Records about charts and figures

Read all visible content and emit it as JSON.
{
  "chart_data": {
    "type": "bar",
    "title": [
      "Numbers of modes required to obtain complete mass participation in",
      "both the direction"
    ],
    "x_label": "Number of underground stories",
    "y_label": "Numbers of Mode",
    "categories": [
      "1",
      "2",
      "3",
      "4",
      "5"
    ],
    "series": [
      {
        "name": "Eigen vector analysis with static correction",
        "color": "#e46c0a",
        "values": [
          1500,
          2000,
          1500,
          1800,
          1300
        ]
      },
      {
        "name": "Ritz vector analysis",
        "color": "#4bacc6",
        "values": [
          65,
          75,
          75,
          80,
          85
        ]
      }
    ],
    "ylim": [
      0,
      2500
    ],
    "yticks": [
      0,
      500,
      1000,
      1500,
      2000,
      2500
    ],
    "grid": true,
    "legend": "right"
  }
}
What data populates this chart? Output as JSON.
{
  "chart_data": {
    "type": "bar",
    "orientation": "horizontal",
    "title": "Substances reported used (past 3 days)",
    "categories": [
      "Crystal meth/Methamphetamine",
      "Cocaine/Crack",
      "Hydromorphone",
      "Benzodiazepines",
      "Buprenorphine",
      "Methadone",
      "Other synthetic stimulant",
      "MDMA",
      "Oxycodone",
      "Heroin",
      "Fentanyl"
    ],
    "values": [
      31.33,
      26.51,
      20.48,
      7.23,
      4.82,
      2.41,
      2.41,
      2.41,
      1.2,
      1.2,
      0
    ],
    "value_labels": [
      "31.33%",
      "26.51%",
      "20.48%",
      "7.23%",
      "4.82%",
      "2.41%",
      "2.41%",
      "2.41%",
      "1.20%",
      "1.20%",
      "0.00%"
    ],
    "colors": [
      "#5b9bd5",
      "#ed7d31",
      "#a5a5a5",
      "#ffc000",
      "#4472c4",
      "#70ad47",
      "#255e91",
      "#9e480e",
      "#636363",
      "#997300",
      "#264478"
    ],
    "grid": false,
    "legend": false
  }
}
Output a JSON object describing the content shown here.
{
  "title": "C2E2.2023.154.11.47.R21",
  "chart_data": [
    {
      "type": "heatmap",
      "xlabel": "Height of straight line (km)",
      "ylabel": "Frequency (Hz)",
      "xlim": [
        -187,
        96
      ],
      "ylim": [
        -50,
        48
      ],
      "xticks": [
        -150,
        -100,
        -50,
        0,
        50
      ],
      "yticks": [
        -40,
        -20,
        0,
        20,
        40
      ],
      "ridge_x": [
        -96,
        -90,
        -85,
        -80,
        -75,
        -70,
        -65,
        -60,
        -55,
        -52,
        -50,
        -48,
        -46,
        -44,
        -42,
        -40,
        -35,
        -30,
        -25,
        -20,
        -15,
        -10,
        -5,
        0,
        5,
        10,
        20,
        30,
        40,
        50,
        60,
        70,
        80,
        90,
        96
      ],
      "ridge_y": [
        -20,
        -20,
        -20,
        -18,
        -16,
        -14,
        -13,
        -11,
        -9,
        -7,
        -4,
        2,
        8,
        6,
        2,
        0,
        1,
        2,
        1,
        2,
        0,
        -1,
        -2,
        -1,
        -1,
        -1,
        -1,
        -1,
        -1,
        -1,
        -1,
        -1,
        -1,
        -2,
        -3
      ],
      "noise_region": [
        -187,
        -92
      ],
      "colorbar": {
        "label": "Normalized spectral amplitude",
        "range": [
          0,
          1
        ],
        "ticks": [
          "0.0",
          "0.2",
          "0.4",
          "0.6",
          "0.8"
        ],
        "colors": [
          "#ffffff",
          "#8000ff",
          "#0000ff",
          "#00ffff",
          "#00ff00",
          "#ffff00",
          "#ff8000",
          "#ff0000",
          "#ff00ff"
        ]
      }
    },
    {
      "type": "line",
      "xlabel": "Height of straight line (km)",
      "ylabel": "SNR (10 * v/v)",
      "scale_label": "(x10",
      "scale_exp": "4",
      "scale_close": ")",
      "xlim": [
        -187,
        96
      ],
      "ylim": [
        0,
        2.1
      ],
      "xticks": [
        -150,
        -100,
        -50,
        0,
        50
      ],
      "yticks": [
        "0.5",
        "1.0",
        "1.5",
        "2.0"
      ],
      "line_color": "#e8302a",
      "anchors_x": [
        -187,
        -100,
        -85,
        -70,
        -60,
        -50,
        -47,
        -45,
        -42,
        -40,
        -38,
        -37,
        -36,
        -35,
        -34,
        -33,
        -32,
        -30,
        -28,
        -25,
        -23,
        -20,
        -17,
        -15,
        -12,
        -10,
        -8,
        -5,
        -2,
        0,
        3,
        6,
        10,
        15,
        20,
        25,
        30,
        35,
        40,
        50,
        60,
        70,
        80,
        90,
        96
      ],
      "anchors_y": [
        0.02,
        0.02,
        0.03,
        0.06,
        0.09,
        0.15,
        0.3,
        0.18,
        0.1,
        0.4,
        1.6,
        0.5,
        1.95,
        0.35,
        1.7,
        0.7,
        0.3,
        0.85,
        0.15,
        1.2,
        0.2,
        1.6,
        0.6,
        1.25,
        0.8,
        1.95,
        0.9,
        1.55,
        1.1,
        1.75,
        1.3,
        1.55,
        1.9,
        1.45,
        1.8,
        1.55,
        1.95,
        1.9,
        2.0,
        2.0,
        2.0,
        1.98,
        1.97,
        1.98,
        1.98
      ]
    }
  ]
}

- [Written instruction] Using the data above, return each line exactly as written.

- [Exercise solution]
Read all visible content and emit it as JSON.
{
  "chart_data": {
    "type": "bar",
    "title": [
      "Numbers of modes required to obtain complete mass participation in",
      "both the direction"
    ],
    "x_label": "Number of underground stories",
    "y_label": "Numbers of Mode",
    "categories": [
      "1",
      "2",
      "3",
      "4",
      "5"
    ],
    "series": [
      {
        "name": "Eigen vector analysis with static correction",
        "color": "#e46c0a",
        "values": [
          1500,
          2000,
          1500,
          1800,
          1300
        ]
      },
      {
        "name": "Ritz vector analysis",
        "color": "#4bacc6",
        "values": [
          65,
          75,
          75,
          80,
          85
        ]
      }
    ],
    "ylim": [
      0,
      2500
    ],
    "yticks": [
      0,
      500,
      1000,
      1500,
      2000,
      2500
    ],
    "grid": true,
    "legend": "right"
  }
}
What data populates this chart? Output as JSON.
{
  "chart_data": {
    "type": "bar",
    "orientation": "horizontal",
    "title": "Substances reported used (past 3 days)",
    "categories": [
      "Crystal meth/Methamphetamine",
      "Cocaine/Crack",
      "Hydromorphone",
      "Benzodiazepines",
      "Buprenorphine",
      "Methadone",
      "Other synthetic stimulant",
      "MDMA",
      "Oxycodone",
      "Heroin",
      "Fentanyl"
    ],
    "values": [
      31.33,
      26.51,
      20.48,
      7.23,
      4.82,
      2.41,
      2.41,
      2.41,
      1.2,
      1.2,
      0
    ],
    "value_labels": [
      "31.33%",
      "26.51%",
      "20.48%",
      "7.23%",
      "4.82%",
      "2.41%",
      "2.41%",
      "2.41%",
      "1.20%",
      "1.20%",
      "0.00%"
    ],
    "colors": [
      "#5b9bd5",
      "#ed7d31",
      "#a5a5a5",
      "#ffc000",
      "#4472c4",
      "#70ad47",
      "#255e91",
      "#9e480e",
      "#636363",
      "#997300",
      "#264478"
    ],
    "grid": false,
    "legend": false
  }
}
Output a JSON object describing the content shown here.
{
  "title": "C2E2.2023.154.11.47.R21",
  "chart_data": [
    {
      "type": "heatmap",
      "xlabel": "Height of straight line (km)",
      "ylabel": "Frequency (Hz)",
      "xlim": [
        -187,
        96
      ],
      "ylim": [
        -50,
        48
      ],
      "xticks": [
        -150,
        -100,
        -50,
        0,
        50
      ],
      "yticks": [
        -40,
        -20,
        0,
        20,
        40
      ],
      "ridge_x": [
        -96,
        -90,
        -85,
        -80,
        -75,
        -70,
        -65,
        -60,
        -55,
        -52,
        -50,
        -48,
        -46,
        -44,
        -42,
        -40,
        -35,
        -30,
        -25,
        -20,
        -15,
        -10,
        -5,
        0,
        5,
        10,
        20,
        30,
        40,
        50,
        60,
        70,
        80,
        90,
        96
      ],
      "ridge_y": [
        -20,
        -20,
        -20,
        -18,
        -16,
        -14,
        -13,
        -11,
        -9,
        -7,
        -4,
        2,
        8,
        6,
        2,
        0,
        1,
        2,
        1,
        2,
        0,
        -1,
        -2,
        -1,
        -1,
        -1,
        -1,
        -1,
        -1,
        -1,
        -1,
        -1,
        -1,
        -2,
        -3
      ],
      "noise_region": [
        -187,
        -92
      ],
      "colorbar": {
        "label": "Normalized spectral amplitude",
        "range": [
          0,
          1
        ],
        "ticks": [
          "0.0",
          "0.2",
          "0.4",
          "0.6",
          "0.8"
        ],
        "colors": [
          "#ffffff",
          "#8000ff",
          "#0000ff",
          "#00ffff",
          "#00ff00",
          "#ffff00",
          "#ff8000",
          "#ff0000",
          "#ff00ff"
        ]
      }
    },
    {
      "type": "line",
      "xlabel": "Height of straight line (km)",
      "ylabel": "SNR (10 * v/v)",
      "scale_label": "(x10",
      "scale_exp": "4",
      "scale_close": ")",
      "xlim": [
        -187,
        96
      ],
      "ylim": [
        0,
        2.1
      ],
      "xticks": [
        -150,
        -100,
        -50,
        0,
        50
      ],
      "yticks": [
        "0.5",
        "1.0",
        "1.5",
        "2.0"
      ],
      "line_color": "#e8302a",
      "anchors_x": [
        -187,
        -100,
        -85,
        -70,
        -60,
        -50,
        -47,
        -45,
        -42,
        -40,
        -38,
        -37,
        -36,
        -35,
        -34,
        -33,
        -32,
        -30,
        -28,
        -25,
        -23,
        -20,
        -17,
        -15,
        -12,
        -10,
        -8,
        -5,
        -2,
        0,
        3,
        6,
        10,
        15,
        20,
        25,
        30,
        35,
        40,
        50,
        60,
        70,
        80,
        90,
        96
      ],
      "anchors_y": [
        0.02,
        0.02,
        0.03,
        0.06,
        0.09,
        0.15,
        0.3,
        0.18,
        0.1,
        0.4,
        1.6,
        0.5,
        1.95,
        0.35,
        1.7,
        0.7,
        0.3,
        0.85,
        0.15,
        1.2,
        0.2,
        1.6,
        0.6,
        1.25,
        0.8,
        1.95,
        0.9,
        1.55,
        1.1,
        1.75,
        1.3,
        1.55,
        1.9,
        1.45,
        1.8,
        1.55,
        1.95,
        1.9,
        2.0,
        2.0,
        2.0,
        1.98,
        1.97,
        1.98,
        1.98
      ]
    }
  ]
}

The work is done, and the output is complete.